▶ [WHAT IS NEEDED]
Find each line with the string "name" and report it.

▶ [SUPPLIED MATERIAL]
* * * * *

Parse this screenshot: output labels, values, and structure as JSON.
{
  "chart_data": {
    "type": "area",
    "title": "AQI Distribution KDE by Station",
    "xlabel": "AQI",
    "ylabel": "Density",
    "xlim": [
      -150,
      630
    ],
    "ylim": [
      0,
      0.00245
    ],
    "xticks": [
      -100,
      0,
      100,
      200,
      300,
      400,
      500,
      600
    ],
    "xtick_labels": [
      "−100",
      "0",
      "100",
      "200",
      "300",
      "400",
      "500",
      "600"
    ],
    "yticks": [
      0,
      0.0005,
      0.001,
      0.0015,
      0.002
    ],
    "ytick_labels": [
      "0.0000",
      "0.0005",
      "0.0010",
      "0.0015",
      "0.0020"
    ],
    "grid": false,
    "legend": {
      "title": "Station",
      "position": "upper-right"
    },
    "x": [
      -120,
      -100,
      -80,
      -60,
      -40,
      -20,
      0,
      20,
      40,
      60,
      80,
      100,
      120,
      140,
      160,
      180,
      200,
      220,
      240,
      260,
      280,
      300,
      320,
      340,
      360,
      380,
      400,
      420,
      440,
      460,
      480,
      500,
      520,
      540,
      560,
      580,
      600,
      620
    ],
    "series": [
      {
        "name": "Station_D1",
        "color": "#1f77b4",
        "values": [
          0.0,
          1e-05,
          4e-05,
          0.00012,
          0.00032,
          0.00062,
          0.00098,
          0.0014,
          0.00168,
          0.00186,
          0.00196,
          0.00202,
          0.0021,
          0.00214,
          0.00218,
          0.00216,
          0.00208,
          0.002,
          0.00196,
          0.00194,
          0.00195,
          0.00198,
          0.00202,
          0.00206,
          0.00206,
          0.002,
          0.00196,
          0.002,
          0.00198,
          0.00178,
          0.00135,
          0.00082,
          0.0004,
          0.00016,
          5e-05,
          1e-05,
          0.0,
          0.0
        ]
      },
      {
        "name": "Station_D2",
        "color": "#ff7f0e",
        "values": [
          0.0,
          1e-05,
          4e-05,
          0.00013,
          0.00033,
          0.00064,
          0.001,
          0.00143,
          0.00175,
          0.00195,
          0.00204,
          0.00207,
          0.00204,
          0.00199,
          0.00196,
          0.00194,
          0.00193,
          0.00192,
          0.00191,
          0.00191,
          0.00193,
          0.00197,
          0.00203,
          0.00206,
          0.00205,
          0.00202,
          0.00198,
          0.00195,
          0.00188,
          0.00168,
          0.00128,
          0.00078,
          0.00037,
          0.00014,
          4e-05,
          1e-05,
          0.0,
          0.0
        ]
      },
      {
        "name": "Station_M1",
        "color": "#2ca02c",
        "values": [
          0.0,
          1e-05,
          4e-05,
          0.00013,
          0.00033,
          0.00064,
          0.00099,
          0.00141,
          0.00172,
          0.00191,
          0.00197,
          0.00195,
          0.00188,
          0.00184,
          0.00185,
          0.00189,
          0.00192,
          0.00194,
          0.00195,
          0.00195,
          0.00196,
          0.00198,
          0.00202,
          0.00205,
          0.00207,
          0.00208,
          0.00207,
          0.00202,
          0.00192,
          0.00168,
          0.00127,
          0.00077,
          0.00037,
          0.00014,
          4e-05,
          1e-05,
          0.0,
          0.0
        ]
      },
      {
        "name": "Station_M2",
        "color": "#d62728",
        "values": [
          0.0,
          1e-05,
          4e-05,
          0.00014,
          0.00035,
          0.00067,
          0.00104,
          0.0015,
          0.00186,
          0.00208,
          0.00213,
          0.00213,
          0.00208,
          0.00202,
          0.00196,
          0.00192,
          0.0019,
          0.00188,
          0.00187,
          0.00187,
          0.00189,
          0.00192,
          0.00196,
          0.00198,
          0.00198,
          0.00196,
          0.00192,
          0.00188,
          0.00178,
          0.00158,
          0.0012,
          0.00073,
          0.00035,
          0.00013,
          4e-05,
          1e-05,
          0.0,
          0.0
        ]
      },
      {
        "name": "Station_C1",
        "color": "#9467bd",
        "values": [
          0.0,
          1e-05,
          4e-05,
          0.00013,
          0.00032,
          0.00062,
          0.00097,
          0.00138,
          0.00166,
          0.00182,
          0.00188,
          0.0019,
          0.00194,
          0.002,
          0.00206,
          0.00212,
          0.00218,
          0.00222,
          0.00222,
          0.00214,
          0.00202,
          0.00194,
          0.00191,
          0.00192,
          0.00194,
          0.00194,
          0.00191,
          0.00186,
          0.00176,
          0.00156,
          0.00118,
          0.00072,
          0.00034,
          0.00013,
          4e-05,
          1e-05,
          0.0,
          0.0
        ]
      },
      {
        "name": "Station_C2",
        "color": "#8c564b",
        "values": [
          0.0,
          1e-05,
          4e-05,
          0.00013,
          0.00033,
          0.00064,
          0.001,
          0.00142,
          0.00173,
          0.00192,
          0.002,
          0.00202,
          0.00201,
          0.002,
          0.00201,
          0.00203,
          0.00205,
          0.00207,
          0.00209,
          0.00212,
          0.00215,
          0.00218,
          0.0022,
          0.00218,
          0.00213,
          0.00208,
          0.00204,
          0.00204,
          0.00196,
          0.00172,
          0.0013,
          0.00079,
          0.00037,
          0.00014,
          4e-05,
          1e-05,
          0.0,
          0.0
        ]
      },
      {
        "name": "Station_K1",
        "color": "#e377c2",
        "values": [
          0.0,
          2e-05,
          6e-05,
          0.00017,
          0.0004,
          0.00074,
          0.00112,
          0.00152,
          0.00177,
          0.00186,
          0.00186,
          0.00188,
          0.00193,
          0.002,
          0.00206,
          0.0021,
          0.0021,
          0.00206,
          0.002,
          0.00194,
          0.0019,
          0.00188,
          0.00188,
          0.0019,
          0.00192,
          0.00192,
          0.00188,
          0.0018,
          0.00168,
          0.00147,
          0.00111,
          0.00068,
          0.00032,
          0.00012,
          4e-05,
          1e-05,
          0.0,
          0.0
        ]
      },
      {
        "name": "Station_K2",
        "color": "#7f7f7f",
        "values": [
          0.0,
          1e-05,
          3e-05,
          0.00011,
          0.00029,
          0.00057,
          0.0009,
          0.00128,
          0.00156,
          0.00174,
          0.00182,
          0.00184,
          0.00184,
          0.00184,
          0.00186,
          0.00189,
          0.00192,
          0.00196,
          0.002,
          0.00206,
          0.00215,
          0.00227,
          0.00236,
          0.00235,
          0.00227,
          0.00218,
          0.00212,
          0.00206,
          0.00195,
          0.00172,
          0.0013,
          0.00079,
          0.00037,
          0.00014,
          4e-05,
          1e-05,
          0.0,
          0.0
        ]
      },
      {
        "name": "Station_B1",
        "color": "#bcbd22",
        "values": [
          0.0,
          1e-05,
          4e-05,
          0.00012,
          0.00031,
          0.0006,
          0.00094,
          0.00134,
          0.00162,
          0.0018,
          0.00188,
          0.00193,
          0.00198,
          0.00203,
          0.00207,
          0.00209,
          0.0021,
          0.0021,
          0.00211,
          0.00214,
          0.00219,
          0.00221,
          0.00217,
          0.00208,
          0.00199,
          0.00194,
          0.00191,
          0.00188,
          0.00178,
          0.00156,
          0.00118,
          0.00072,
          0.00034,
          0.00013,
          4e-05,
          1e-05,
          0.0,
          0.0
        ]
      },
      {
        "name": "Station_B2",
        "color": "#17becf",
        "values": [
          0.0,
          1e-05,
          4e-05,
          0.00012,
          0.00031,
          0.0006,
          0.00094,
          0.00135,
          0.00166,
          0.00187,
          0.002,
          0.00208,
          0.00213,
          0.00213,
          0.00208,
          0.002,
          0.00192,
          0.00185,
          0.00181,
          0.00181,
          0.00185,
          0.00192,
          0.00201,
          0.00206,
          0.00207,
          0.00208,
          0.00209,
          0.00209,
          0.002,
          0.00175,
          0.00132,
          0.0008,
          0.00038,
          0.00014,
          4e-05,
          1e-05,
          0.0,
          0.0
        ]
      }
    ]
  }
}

* * * * *

▶ [RESULT]
        "name": "Station_D1",
        "name": "Station_D2",
        "name": "Station_M1",
        "name": "Station_M2",
        "name": "Station_C1",
        "name": "Station_C2",
        "name": "Station_K1",
        "name": "Station_K2",
        "name": "Station_B1",
        "name": "Station_B2",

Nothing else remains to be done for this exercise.